> _TASK_: Each line of the listing that contains the word "необходимых" is to be copied.

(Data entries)
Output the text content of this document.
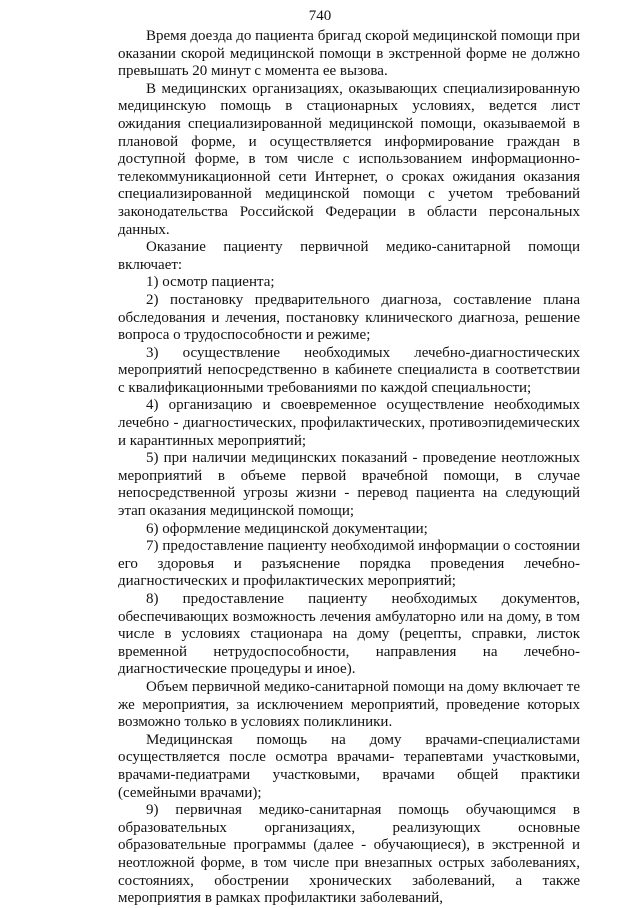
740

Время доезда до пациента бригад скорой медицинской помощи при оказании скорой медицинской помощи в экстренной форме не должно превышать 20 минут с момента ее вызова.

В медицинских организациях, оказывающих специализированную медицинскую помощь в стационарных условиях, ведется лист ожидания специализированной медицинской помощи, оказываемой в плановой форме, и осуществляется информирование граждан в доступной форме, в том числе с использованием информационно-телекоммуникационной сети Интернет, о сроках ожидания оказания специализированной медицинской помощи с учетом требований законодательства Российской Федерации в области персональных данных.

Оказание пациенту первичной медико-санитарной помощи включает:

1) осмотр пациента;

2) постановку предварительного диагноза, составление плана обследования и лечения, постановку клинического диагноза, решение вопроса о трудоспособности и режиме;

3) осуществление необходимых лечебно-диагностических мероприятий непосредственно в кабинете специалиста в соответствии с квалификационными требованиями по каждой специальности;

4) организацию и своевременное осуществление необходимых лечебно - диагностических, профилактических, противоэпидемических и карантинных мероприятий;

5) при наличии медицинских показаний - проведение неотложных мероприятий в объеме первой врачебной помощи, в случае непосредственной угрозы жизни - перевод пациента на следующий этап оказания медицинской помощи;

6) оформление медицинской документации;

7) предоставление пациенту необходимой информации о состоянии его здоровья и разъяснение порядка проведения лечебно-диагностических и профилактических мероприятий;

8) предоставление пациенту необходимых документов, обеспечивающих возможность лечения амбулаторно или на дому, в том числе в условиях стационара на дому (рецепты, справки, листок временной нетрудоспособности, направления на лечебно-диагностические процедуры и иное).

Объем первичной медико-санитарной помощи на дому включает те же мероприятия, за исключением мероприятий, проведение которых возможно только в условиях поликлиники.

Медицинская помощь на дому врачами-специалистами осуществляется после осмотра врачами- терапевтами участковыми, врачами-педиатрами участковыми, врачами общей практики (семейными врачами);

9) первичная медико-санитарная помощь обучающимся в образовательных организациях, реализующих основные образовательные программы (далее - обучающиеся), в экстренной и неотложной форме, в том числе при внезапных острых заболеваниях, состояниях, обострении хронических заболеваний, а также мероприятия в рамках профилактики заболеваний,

==

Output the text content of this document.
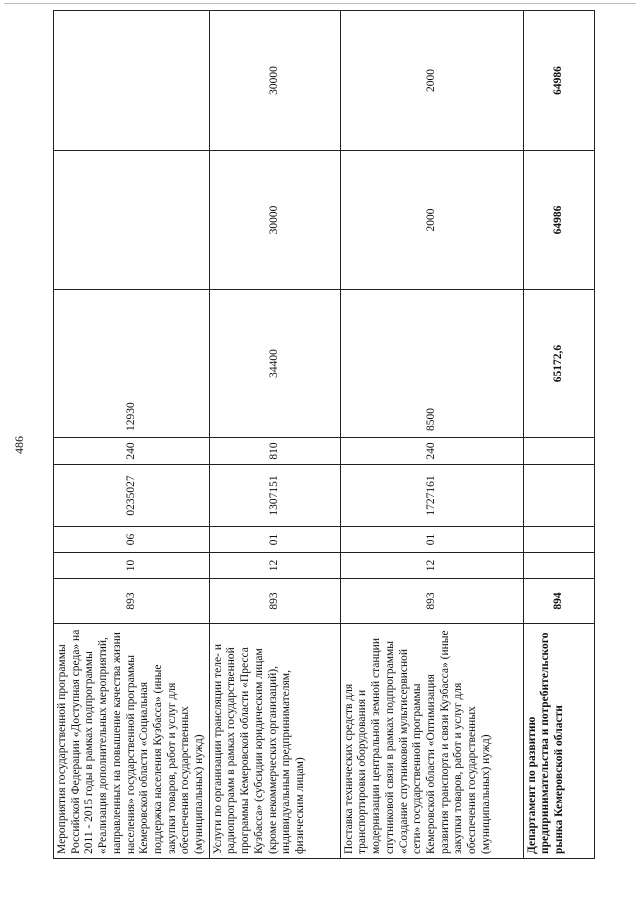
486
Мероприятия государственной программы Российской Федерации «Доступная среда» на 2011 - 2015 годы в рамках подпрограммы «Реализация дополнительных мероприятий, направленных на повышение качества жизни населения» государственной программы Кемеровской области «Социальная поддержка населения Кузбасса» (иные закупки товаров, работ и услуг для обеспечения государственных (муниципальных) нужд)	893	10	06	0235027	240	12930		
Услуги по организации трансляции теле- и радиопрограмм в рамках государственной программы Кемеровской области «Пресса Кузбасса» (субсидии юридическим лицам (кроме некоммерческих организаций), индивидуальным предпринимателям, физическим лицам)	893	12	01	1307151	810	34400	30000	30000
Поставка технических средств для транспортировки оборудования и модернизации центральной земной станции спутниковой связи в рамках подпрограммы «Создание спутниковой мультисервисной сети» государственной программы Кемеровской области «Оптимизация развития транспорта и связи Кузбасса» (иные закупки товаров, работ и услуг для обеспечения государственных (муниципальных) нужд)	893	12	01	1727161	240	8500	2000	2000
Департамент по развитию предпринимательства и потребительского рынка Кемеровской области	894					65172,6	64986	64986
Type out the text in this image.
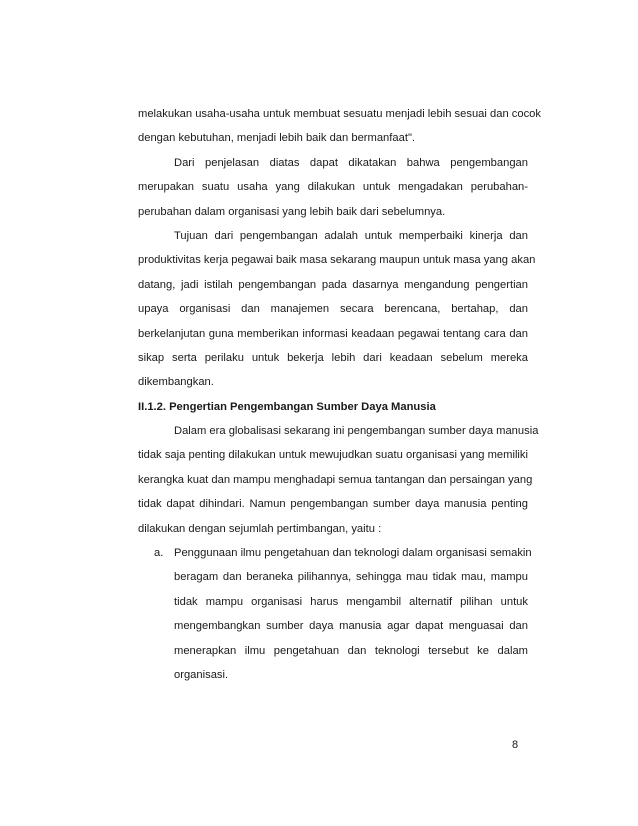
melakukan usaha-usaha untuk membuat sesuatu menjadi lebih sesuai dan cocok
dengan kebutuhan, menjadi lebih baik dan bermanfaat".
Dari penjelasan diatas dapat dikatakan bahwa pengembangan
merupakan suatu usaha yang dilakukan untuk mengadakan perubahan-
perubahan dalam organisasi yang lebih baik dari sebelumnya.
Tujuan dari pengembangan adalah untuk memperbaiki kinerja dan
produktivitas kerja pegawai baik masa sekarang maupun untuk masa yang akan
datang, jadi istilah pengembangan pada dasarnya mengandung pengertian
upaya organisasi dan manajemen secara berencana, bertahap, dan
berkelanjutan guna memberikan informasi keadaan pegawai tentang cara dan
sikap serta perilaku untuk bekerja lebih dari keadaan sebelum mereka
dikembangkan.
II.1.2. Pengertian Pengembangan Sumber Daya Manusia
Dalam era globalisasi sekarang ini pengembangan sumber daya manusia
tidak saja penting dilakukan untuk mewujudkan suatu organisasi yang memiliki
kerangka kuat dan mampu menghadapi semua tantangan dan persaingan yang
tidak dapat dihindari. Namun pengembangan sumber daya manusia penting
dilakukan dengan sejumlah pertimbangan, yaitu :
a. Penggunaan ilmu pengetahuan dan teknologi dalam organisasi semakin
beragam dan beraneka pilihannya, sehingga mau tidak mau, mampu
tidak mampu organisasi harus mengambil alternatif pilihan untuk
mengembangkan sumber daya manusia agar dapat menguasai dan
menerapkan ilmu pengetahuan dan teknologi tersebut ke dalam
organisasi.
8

> _TASK OUTPUT_:
3) осуществление необходимых лечебно-диагностических мероприятий непосредственно в кабинете специалиста в соответствии с квалификационными требованиями по каждой специальности;
4) организацию и своевременное осуществление необходимых лечебно - диагностических, профилактических, противоэпидемических и карантинных мероприятий;
8) предоставление пациенту необходимых документов, обеспечивающих возможность лечения амбулаторно или на дому, в том числе в условиях стационара на дому (рецепты, справки, листок временной нетрудоспособности, направления на лечебно-диагностические процедуры и иное).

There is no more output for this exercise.